To do:
Repeat each record below exactly as given.

Given entries:
· · · ·
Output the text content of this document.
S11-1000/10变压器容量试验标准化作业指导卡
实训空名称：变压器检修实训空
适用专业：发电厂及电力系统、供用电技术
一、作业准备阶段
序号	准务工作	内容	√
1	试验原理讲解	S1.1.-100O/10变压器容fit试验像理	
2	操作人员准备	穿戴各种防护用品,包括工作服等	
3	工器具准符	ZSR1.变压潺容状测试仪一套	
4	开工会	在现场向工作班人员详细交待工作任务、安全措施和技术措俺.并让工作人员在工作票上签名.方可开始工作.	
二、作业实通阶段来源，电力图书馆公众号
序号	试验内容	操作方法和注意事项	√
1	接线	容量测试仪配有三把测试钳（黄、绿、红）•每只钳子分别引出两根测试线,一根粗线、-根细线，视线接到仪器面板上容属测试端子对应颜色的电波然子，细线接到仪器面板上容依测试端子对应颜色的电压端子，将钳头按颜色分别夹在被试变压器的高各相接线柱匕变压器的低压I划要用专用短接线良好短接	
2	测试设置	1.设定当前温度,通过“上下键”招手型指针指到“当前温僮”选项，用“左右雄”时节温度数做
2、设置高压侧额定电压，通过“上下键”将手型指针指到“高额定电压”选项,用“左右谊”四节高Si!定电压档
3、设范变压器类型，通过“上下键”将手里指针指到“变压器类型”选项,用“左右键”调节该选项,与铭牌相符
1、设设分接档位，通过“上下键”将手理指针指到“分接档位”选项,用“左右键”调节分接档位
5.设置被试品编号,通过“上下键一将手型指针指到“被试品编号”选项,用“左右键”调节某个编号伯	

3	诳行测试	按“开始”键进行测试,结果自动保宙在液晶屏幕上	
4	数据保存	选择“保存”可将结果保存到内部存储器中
· · · ·
Answer to the task:
Output the text content of this document.
S11-1000/10变压器容量试验标准化作业指导卡
实训空名称：变压器检修实训空
适用专业：发电厂及电力系统、供用电技术
一、作业准备阶段
序号	准务工作	内容	√
1	试验原理讲解	S1.1.-100O/10变压器容fit试验像理	
2	操作人员准备	穿戴各种防护用品,包括工作服等	
3	工器具准符	ZSR1.变压潺容状测试仪一套	
4	开工会	在现场向工作班人员详细交待工作任务、安全措施和技术措俺.并让工作人员在工作票上签名.方可开始工作.	
二、作业实通阶段来源，电力图书馆公众号
序号	试验内容	操作方法和注意事项	√
1	接线	容量测试仪配有三把测试钳（黄、绿、红）•每只钳子分别引出两根测试线,一根粗线、-根细线，视线接到仪器面板上容属测试端子对应颜色的电波然子，细线接到仪器面板上容依测试端子对应颜色的电压端子，将钳头按颜色分别夹在被试变压器的高各相接线柱匕变压器的低压I划要用专用短接线良好短接	
2	测试设置	1.设定当前温度,通过“上下键”招手型指针指到“当前温僮”选项，用“左右雄”时节温度数做
2、设置高压侧额定电压，通过“上下键”将手型指针指到“高额定电压”选项,用“左右谊”四节高Si!定电压档
3、设范变压器类型，通过“上下键”将手里指针指到“变压器类型”选项,用“左右键”调节该选项,与铭牌相符
1、设设分接档位，通过“上下键”将手理指针指到“分接档位”选项,用“左右键”调节分接档位
5.设置被试品编号,通过“上下键一将手型指针指到“被试品编号”选项,用“左右键”调节某个编号伯	

3	诳行测试	按“开始”键进行测试,结果自动保宙在液晶屏幕上	
4	数据保存	选择“保存”可将结果保存到内部存储器中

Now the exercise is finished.